----- ENTRIES SUPPLIED

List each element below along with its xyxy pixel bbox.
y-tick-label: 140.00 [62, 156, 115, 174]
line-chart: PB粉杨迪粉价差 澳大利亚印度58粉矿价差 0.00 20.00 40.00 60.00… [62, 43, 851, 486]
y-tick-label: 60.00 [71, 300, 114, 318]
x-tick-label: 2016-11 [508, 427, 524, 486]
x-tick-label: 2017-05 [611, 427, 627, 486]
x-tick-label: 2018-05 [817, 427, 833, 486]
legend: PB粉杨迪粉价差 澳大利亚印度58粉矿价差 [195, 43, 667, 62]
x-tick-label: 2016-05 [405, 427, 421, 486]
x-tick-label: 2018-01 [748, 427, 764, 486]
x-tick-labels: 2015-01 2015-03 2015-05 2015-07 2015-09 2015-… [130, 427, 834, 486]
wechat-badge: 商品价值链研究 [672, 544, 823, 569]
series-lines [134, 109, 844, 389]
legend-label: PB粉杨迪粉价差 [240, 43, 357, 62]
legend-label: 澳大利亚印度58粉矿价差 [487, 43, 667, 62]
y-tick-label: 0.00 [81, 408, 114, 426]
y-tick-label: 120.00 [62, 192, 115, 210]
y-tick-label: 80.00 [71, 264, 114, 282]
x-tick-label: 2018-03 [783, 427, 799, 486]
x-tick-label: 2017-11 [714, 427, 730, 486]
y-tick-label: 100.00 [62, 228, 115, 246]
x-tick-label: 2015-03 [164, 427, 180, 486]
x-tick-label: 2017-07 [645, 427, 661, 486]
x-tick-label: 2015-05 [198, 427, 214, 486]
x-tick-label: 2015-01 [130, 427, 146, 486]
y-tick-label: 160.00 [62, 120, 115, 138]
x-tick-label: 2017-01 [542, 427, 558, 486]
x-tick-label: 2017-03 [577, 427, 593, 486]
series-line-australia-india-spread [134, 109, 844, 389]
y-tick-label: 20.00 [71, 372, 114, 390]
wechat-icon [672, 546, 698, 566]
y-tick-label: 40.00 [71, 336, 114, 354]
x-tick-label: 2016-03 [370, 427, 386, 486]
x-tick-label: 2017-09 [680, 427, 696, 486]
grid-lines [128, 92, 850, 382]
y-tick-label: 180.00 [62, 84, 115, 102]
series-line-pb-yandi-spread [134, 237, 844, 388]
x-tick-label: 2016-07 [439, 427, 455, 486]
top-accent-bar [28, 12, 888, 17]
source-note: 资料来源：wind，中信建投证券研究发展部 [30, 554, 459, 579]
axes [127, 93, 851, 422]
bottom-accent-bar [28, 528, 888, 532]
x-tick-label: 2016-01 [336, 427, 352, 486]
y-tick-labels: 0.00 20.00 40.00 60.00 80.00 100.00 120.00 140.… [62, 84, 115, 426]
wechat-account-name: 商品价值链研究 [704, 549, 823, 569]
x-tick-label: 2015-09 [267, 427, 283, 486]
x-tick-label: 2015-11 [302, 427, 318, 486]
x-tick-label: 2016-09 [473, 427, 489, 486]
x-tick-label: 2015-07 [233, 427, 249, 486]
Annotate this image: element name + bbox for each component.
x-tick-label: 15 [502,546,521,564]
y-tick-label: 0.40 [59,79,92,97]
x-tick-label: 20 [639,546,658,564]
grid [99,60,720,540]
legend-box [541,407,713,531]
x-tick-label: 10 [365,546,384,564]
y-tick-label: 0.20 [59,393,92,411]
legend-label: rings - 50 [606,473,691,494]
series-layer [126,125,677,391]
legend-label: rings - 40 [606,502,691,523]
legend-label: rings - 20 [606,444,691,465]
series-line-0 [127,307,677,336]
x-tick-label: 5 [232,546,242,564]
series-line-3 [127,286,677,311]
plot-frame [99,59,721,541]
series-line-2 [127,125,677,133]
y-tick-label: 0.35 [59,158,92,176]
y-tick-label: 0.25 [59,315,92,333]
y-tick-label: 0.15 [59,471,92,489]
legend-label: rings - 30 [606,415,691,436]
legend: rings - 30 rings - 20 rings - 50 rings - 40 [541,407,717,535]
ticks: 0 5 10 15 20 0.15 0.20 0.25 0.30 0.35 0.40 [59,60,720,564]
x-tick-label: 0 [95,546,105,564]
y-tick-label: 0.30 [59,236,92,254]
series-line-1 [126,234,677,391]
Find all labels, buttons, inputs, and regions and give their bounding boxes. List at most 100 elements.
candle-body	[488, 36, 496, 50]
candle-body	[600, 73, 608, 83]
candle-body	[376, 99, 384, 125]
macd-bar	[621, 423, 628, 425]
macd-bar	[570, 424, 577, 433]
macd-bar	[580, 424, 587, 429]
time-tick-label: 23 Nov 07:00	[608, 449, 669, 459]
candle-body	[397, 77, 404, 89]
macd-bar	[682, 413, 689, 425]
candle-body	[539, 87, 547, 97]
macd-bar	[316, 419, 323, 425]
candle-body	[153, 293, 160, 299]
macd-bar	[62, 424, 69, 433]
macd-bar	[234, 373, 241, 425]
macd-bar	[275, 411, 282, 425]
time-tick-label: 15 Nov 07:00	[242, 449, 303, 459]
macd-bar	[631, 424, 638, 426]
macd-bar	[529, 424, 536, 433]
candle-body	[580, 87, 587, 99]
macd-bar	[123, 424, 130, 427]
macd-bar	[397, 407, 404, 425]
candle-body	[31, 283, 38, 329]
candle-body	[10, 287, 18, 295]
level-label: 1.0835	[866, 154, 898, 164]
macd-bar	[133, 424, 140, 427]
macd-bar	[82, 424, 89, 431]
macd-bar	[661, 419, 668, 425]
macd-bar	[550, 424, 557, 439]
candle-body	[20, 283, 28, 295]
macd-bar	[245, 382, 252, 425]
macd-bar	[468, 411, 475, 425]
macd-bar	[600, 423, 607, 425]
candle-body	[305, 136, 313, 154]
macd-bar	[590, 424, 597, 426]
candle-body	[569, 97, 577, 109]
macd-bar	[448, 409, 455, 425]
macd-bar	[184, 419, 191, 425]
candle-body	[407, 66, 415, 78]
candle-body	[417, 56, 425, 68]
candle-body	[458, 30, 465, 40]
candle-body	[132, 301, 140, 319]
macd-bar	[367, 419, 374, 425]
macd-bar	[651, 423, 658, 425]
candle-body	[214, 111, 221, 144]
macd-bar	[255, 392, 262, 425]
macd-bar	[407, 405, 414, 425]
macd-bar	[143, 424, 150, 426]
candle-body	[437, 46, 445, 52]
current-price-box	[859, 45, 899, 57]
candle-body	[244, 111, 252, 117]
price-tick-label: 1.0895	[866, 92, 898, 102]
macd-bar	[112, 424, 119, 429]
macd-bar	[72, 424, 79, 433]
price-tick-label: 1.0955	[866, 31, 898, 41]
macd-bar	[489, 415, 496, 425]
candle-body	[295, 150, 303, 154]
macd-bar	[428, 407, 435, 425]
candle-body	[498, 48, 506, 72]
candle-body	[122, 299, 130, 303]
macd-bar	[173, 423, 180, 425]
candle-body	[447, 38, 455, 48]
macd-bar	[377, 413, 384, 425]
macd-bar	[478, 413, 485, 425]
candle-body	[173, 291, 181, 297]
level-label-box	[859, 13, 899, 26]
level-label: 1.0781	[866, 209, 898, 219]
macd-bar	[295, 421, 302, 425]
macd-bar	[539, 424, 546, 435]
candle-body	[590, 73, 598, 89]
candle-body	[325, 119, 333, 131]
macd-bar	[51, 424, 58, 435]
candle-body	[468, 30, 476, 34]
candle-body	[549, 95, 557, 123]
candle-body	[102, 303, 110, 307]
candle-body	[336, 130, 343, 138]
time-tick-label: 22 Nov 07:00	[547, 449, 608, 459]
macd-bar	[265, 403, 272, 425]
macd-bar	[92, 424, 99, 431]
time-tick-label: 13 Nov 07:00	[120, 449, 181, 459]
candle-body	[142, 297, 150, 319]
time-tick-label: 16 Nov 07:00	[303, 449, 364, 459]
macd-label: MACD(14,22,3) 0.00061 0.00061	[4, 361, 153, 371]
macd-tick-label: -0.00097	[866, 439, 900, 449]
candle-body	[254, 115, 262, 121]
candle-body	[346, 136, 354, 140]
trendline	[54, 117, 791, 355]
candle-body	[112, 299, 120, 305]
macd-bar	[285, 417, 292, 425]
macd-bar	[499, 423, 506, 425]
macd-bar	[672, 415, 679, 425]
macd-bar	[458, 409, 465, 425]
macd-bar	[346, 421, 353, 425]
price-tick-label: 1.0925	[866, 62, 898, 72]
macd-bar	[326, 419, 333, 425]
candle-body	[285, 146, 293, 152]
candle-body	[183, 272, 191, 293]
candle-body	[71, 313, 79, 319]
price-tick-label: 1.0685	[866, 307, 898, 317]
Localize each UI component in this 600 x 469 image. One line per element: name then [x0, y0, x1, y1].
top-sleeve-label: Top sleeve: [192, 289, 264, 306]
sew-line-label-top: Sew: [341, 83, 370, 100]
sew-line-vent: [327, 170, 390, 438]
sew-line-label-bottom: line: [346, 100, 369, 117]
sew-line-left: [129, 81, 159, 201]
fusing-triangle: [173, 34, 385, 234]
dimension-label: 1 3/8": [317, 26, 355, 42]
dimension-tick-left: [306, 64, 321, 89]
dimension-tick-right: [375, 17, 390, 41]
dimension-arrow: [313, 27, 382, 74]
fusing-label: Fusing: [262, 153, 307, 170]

----------

### EXERCISE TASK
Please copy the material verbatim, from its first line down to and including the line that contains "wechat-badge: 商品价值链研究 [672, 544, 823, 569]".

### ANSWER BELOW
List each element below along with its xyxy pixel bbox.
y-tick-label: 140.00 [62, 156, 115, 174]
line-chart: PB粉杨迪粉价差 澳大利亚印度58粉矿价差 0.00 20.00 40.00 60.00… [62, 43, 851, 486]
y-tick-label: 60.00 [71, 300, 114, 318]
x-tick-label: 2016-11 [508, 427, 524, 486]
x-tick-label: 2017-05 [611, 427, 627, 486]
x-tick-label: 2018-05 [817, 427, 833, 486]
legend: PB粉杨迪粉价差 澳大利亚印度58粉矿价差 [195, 43, 667, 62]
x-tick-label: 2016-05 [405, 427, 421, 486]
x-tick-label: 2018-01 [748, 427, 764, 486]
x-tick-labels: 2015-01 2015-03 2015-05 2015-07 2015-09 2015-… [130, 427, 834, 486]
wechat-badge: 商品价值链研究 [672, 544, 823, 569]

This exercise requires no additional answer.